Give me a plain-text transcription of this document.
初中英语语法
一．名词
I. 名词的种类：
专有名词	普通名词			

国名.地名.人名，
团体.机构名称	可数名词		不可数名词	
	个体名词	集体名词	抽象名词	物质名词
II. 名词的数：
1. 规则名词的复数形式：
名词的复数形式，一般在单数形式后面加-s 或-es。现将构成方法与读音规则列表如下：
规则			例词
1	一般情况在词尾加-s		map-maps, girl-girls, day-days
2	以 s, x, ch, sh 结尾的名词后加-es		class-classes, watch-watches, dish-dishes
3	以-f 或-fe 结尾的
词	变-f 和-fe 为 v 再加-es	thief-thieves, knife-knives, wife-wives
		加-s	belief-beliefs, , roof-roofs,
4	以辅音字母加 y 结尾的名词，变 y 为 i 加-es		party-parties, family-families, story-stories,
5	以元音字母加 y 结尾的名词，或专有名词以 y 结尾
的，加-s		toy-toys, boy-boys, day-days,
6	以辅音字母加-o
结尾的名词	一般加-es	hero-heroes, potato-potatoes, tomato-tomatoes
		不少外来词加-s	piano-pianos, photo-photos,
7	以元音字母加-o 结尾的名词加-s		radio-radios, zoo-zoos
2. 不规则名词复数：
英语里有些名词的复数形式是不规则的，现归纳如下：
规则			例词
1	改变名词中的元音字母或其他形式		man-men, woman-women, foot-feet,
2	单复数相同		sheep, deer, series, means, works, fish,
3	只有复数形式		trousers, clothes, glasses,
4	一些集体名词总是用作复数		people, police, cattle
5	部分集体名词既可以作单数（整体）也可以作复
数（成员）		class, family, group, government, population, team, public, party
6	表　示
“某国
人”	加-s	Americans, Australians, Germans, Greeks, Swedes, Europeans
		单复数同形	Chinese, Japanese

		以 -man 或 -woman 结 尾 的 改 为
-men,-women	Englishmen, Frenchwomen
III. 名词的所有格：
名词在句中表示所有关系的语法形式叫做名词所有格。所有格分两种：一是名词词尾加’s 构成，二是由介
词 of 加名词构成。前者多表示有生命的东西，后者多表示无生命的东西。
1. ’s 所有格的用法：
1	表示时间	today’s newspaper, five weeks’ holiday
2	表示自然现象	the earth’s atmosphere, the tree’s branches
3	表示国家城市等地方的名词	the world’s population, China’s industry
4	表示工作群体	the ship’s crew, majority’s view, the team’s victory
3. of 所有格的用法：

○ ○ ○ ○ ○ ○ ○

Copy out each line of the data where the string "population" appears.

数（成员）		class, family, group, government, population, team, public, party
3	表示国家城市等地方的名词	the world’s population, China’s industry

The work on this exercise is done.